Task goal.
Extract the passage of the post on the inverse-transform method from "This post describes" to "Let's start there.".
--- Start Excerpted text ---
The inverse-transform method for generating random variables in R

R Statistics and data science

4 September, 2021

You can find all code used in the blog post here.


This post describes how to implement the inverse-transform method for various distributions in R. The inverse-transform method is a technique of generating random variables from a particular distribution. It relies on a clever manipulation of the cumulative distribution function (CDF). Let's start there.

The CDF of a random variable \(X\) evaluated at \(x\) is the probability that \(X\) will take a value less-than or equal to \(x\). Okay, what does that mean? Well, here's the CDF of a normal distribution with \(\mu = 0\) and \(\sigma = 1\):

The CDF is often represented by \(F_X(x)\), and is shown on the y-axis. Let's use an example to see what it means. Say we sample one random variable from this normal distribution (with a mean of 0 and a standard deviation of 1), and we get a value of \(x = 0.3\). We read the CDF by looking at the x-axis, tracing directly up from our value until we hit the CDF line, and then going left to find the value on the y-axis. It might look like this:

I promise I'm not just mansplaining how to read a simple x–y graph; I'll explain where I'm going this with in a moment. Anyway, in R, we can use the pnorm function to evaluate the CDF of a normal distribution, e.g.,

x_val <- 0.3
y_val <- pnorm(x_val)
# [1] 0.6179114

So what does it mean? Well, it means that when you draw a random sample \(x\) from that distribution, there's about a 62% chance that \(x \leq 0.3\). The CDF is a probability, so it ranges from 0 to 1. People smarter than me say it's a "monotonic increasing" function, meaning that it only ever increases as x-values increase. It's cumulative, right? So it only increases. Okay.
--- End Excerpted text ---
--- Start Information provided ---
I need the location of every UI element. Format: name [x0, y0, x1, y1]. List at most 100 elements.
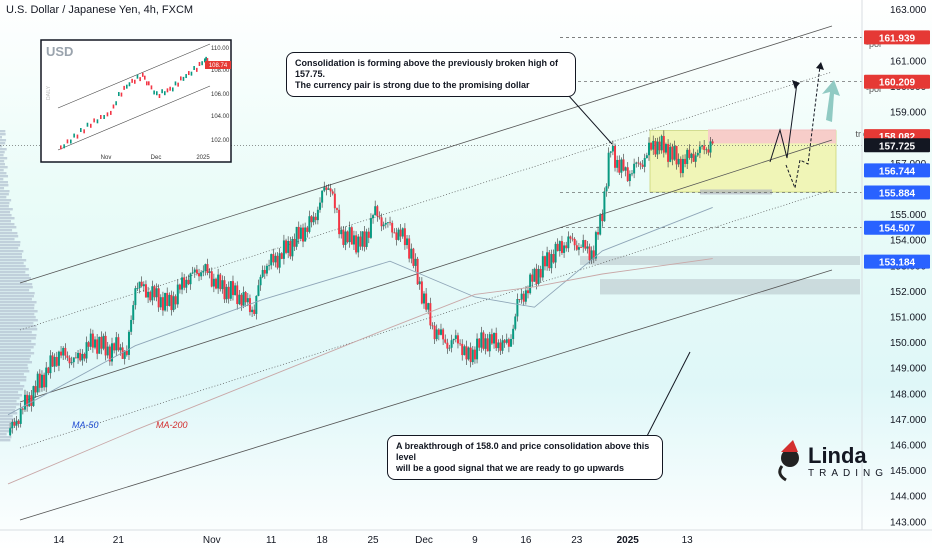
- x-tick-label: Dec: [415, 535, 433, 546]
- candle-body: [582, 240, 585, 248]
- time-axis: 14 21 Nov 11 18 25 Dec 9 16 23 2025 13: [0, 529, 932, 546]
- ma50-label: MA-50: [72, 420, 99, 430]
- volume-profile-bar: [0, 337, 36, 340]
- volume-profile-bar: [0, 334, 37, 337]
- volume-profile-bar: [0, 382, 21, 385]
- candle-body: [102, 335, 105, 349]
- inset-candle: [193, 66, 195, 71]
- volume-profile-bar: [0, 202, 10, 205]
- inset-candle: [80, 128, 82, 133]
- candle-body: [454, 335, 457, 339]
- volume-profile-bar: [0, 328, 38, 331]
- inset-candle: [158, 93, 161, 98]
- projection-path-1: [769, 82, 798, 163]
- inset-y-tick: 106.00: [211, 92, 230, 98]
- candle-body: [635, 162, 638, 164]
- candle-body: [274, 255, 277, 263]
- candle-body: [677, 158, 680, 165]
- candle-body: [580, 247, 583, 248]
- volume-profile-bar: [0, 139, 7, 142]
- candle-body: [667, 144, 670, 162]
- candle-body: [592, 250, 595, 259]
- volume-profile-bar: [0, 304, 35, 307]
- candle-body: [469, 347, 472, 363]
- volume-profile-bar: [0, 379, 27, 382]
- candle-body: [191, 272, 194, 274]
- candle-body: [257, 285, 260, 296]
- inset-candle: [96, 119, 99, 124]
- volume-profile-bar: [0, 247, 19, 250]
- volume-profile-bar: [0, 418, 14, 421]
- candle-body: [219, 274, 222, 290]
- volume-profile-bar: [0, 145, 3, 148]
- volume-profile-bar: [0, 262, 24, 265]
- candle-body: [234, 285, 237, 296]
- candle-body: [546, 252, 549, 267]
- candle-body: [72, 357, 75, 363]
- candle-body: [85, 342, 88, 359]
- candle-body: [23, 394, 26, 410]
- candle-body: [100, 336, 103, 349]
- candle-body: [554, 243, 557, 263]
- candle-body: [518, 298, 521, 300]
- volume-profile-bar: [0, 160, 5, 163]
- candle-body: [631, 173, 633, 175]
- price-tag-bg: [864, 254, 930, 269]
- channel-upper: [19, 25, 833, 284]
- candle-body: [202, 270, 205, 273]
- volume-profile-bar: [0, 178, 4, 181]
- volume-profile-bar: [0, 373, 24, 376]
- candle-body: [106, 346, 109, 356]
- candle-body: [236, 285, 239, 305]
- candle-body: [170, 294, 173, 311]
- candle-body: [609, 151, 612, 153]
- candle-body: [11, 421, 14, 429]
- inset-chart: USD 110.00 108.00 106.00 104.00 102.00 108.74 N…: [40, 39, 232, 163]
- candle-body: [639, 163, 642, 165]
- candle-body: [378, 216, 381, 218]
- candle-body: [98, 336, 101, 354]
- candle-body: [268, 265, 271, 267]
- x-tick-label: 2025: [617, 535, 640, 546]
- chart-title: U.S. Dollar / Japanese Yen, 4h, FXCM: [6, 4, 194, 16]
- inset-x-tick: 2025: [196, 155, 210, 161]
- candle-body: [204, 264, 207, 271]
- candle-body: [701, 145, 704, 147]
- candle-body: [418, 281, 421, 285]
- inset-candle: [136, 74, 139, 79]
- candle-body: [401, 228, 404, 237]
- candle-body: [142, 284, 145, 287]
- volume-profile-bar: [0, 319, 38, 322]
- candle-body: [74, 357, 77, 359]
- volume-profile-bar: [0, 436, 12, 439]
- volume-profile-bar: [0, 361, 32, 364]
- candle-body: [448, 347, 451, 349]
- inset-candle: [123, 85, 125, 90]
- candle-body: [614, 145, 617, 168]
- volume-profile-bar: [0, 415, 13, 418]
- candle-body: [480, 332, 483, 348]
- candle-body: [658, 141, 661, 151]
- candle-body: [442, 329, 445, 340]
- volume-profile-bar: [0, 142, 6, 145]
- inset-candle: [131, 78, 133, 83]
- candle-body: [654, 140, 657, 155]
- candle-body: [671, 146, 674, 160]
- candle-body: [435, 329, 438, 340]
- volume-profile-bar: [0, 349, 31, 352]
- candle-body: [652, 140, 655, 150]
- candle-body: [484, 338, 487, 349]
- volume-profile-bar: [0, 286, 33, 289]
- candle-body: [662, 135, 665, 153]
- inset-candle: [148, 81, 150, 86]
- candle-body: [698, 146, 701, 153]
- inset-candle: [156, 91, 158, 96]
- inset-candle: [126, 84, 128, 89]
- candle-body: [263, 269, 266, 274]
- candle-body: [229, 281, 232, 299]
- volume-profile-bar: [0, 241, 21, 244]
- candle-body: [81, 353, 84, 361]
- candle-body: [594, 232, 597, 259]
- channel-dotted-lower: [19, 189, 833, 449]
--- End Information provided ---
Written reply.
This post describes how to implement the inverse-transform method for various distributions in R. The inverse-transform method is a technique of generating random variables from a particular distribution. It relies on a clever manipulation of the cumulative distribution function (CDF). Let's start there.